-- start Data --
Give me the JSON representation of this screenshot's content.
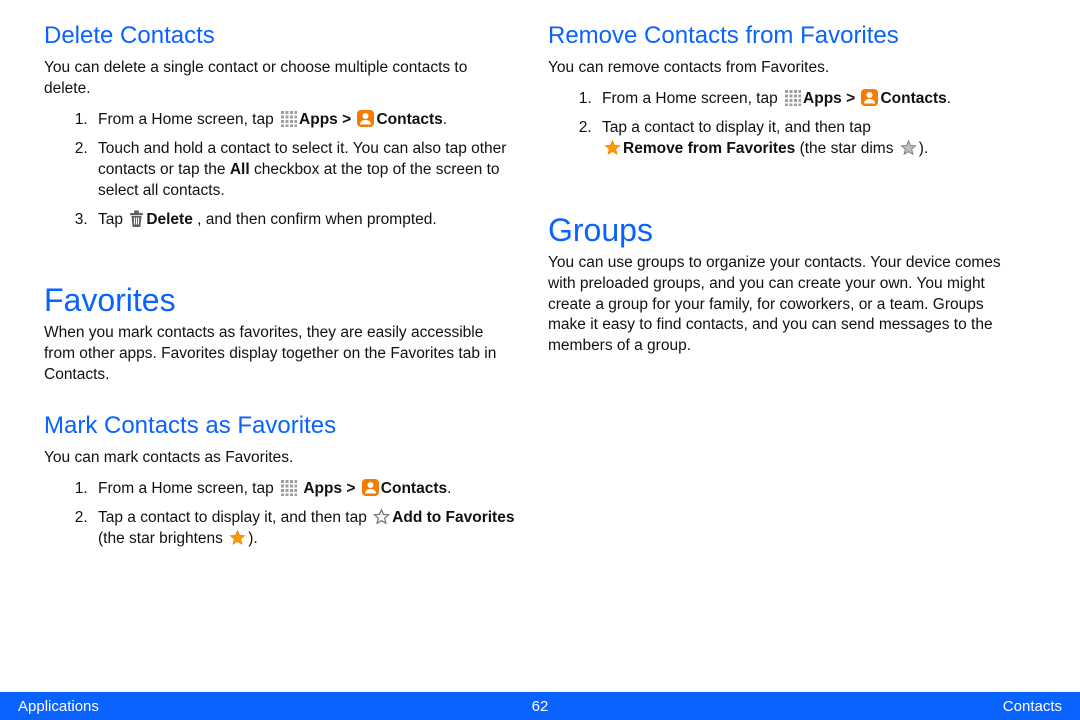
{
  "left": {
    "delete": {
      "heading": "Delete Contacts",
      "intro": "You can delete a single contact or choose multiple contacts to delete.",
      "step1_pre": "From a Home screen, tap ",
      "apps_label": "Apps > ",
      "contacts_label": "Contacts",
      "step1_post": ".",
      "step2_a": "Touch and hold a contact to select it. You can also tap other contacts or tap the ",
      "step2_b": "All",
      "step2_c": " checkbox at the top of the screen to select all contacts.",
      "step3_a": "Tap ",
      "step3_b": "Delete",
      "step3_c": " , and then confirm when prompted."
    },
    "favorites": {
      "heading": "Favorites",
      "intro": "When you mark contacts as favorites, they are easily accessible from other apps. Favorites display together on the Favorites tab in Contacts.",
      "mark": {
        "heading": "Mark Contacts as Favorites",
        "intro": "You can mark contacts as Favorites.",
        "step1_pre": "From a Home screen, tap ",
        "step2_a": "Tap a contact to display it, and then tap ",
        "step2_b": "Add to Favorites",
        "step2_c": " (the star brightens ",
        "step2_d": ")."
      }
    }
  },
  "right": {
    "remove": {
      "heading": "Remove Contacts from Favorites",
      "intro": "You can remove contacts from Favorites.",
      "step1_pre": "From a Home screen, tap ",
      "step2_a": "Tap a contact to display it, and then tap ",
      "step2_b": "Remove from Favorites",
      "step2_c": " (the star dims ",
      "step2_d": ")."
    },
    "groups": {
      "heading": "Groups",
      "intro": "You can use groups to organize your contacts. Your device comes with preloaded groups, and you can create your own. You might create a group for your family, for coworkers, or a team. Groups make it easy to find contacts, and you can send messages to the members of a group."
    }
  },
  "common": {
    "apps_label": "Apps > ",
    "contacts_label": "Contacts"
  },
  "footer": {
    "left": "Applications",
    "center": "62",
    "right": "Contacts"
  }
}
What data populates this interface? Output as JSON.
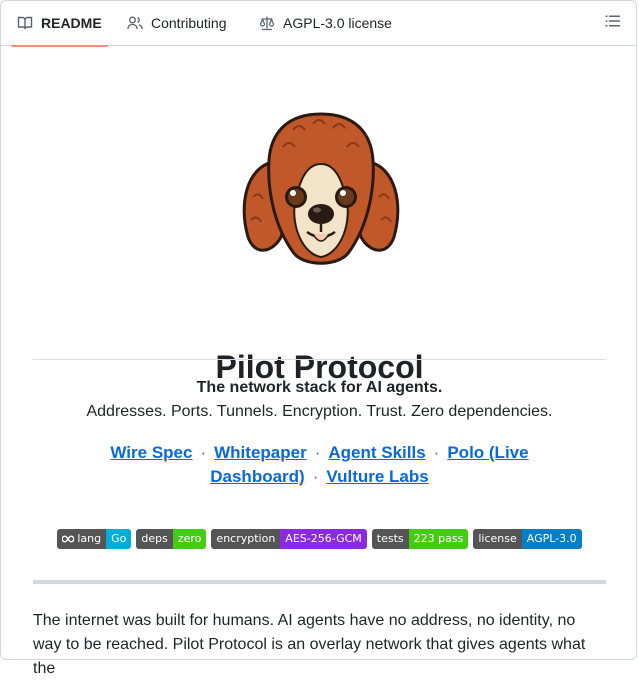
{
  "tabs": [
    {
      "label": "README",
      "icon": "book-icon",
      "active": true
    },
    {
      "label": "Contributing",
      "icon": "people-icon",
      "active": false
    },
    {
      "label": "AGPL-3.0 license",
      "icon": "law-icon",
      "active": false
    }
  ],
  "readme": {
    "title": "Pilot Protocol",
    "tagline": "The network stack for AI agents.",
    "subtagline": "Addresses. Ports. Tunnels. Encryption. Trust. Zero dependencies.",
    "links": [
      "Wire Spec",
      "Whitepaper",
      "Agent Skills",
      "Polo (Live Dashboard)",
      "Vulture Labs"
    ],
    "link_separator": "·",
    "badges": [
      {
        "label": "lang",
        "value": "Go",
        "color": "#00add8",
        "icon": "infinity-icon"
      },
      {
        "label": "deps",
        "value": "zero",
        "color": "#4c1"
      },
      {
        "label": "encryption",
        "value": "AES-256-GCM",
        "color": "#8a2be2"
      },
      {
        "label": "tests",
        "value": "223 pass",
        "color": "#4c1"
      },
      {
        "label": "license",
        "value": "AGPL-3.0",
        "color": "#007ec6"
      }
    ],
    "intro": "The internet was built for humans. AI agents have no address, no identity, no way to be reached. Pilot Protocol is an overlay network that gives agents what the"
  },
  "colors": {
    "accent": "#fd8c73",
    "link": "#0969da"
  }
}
-- end Data --
Written instruction
Repeat everything in the records precisely. Images are excluded from the copy.

Result of the task
Give me the JSON representation of this screenshot's content.
{
  "left": {
    "delete": {
      "heading": "Delete Contacts",
      "intro": "You can delete a single contact or choose multiple contacts to delete.",
      "step1_pre": "From a Home screen, tap ",
      "apps_label": "Apps > ",
      "contacts_label": "Contacts",
      "step1_post": ".",
      "step2_a": "Touch and hold a contact to select it. You can also tap other contacts or tap the ",
      "step2_b": "All",
      "step2_c": " checkbox at the top of the screen to select all contacts.",
      "step3_a": "Tap ",
      "step3_b": "Delete",
      "step3_c": " , and then confirm when prompted."
    },
    "favorites": {
      "heading": "Favorites",
      "intro": "When you mark contacts as favorites, they are easily accessible from other apps. Favorites display together on the Favorites tab in Contacts.",
      "mark": {
        "heading": "Mark Contacts as Favorites",
        "intro": "You can mark contacts as Favorites.",
        "step1_pre": "From a Home screen, tap ",
        "step2_a": "Tap a contact to display it, and then tap ",
        "step2_b": "Add to Favorites",
        "step2_c": " (the star brightens ",
        "step2_d": ")."
      }
    }
  },
  "right": {
    "remove": {
      "heading": "Remove Contacts from Favorites",
      "intro": "You can remove contacts from Favorites.",
      "step1_pre": "From a Home screen, tap ",
      "step2_a": "Tap a contact to display it, and then tap ",
      "step2_b": "Remove from Favorites",
      "step2_c": " (the star dims ",
      "step2_d": ")."
    },
    "groups": {
      "heading": "Groups",
      "intro": "You can use groups to organize your contacts. Your device comes with preloaded groups, and you can create your own. You might create a group for your family, for coworkers, or a team. Groups make it easy to find contacts, and you can send messages to the members of a group."
    }
  },
  "common": {
    "apps_label": "Apps > ",
    "contacts_label": "Contacts"
  },
  "footer": {
    "left": "Applications",
    "center": "62",
    "right": "Contacts"
  }
}
What data populates this interface? Output as JSON.
{
  "tabs": [
    {
      "label": "README",
      "icon": "book-icon",
      "active": true
    },
    {
      "label": "Contributing",
      "icon": "people-icon",
      "active": false
    },
    {
      "label": "AGPL-3.0 license",
      "icon": "law-icon",
      "active": false
    }
  ],
  "readme": {
    "title": "Pilot Protocol",
    "tagline": "The network stack for AI agents.",
    "subtagline": "Addresses. Ports. Tunnels. Encryption. Trust. Zero dependencies.",
    "links": [
      "Wire Spec",
      "Whitepaper",
      "Agent Skills",
      "Polo (Live Dashboard)",
      "Vulture Labs"
    ],
    "link_separator": "·",
    "badges": [
      {
        "label": "lang",
        "value": "Go",
        "color": "#00add8",
        "icon": "infinity-icon"
      },
      {
        "label": "deps",
        "value": "zero",
        "color": "#4c1"
      },
      {
        "label": "encryption",
        "value": "AES-256-GCM",
        "color": "#8a2be2"
      },
      {
        "label": "tests",
        "value": "223 pass",
        "color": "#4c1"
      },
      {
        "label": "license",
        "value": "AGPL-3.0",
        "color": "#007ec6"
      }
    ],
    "intro": "The internet was built for humans. AI agents have no address, no identity, no way to be reached. Pilot Protocol is an overlay network that gives agents what the"
  },
  "colors": {
    "accent": "#fd8c73",
    "link": "#0969da"
  }
}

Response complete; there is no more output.